WHAT TO PRODUCE:
Pictures in the records should not be copied, but every other part must be repeated exactly.

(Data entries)
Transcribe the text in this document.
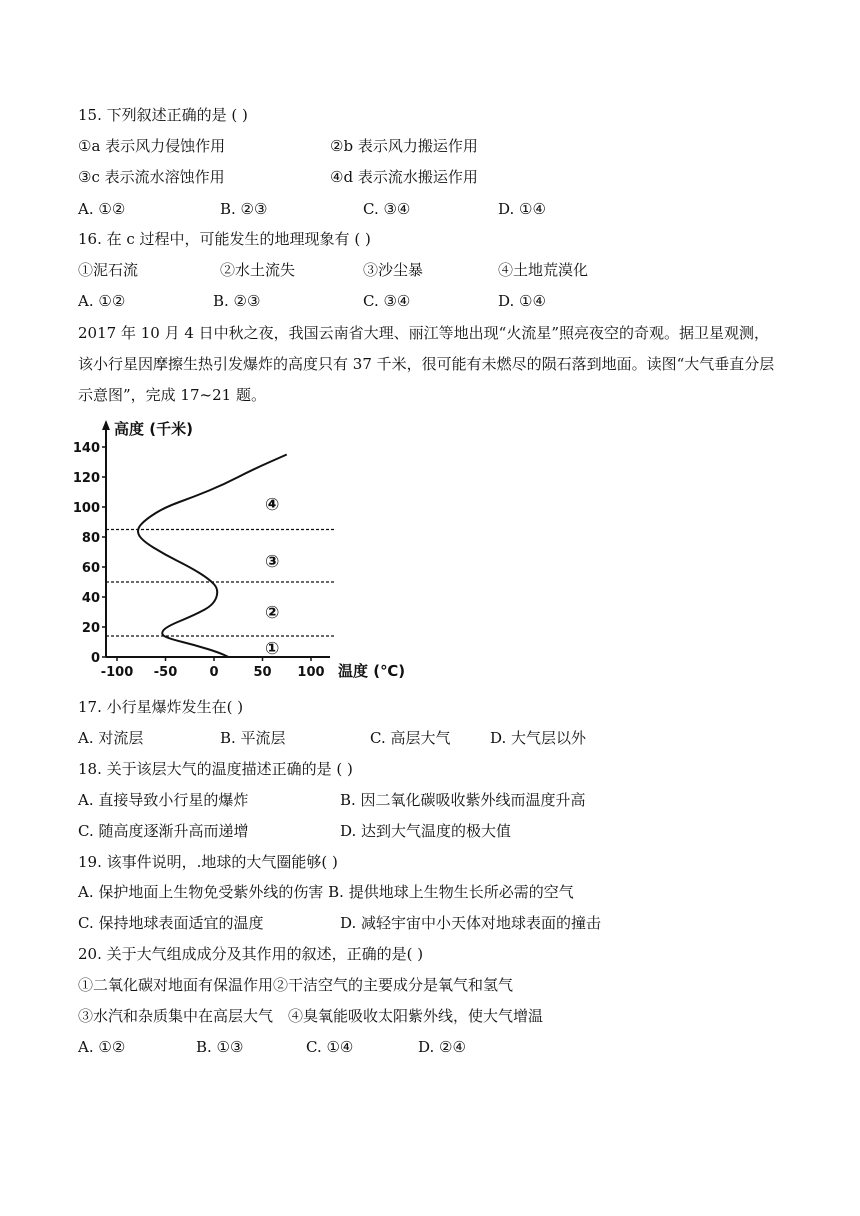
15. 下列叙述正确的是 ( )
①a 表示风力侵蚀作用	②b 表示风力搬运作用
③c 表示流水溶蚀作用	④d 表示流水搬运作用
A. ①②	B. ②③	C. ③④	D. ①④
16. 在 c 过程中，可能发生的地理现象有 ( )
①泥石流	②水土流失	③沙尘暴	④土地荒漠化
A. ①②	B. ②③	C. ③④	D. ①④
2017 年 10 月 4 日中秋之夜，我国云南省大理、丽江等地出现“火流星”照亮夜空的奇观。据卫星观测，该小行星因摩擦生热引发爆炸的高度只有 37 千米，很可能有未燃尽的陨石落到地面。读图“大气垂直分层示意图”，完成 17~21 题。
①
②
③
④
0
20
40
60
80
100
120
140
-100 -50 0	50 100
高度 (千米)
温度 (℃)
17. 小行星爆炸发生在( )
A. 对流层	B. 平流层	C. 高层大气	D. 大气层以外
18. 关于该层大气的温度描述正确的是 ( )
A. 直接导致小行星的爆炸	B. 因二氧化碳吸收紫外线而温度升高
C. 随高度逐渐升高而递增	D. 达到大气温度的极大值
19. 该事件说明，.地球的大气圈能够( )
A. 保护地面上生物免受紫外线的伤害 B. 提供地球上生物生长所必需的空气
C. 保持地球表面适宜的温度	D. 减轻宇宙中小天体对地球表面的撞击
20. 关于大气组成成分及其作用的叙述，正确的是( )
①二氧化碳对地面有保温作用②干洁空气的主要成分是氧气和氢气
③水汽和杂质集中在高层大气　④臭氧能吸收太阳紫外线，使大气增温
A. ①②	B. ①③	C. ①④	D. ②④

RESULT OF THE EXERCISE:
Transcribe the text in this document.
15. 下列叙述正确的是 ( )
①a 表示风力侵蚀作用	②b 表示风力搬运作用
③c 表示流水溶蚀作用	④d 表示流水搬运作用
A. ①②	B. ②③	C. ③④	D. ①④
16. 在 c 过程中，可能发生的地理现象有 ( )
①泥石流	②水土流失	③沙尘暴	④土地荒漠化
A. ①②	B. ②③	C. ③④	D. ①④
2017 年 10 月 4 日中秋之夜，我国云南省大理、丽江等地出现“火流星”照亮夜空的奇观。据卫星观测，该小行星因摩擦生热引发爆炸的高度只有 37 千米，很可能有未燃尽的陨石落到地面。读图“大气垂直分层示意图”，完成 17~21 题。
①
②
③
④
0
20
40
60
80
100
120
140
-100 -50 0	50 100
高度 (千米)
温度 (℃)
17. 小行星爆炸发生在( )
A. 对流层	B. 平流层	C. 高层大气	D. 大气层以外
18. 关于该层大气的温度描述正确的是 ( )
A. 直接导致小行星的爆炸	B. 因二氧化碳吸收紫外线而温度升高
C. 随高度逐渐升高而递增	D. 达到大气温度的极大值
19. 该事件说明，.地球的大气圈能够( )
A. 保护地面上生物免受紫外线的伤害 B. 提供地球上生物生长所必需的空气
C. 保持地球表面适宜的温度	D. 减轻宇宙中小天体对地球表面的撞击
20. 关于大气组成成分及其作用的叙述，正确的是( )
①二氧化碳对地面有保温作用②干洁空气的主要成分是氧气和氢气
③水汽和杂质集中在高层大气　④臭氧能吸收太阳紫外线，使大气增温
A. ①②	B. ①③	C. ①④	D. ②④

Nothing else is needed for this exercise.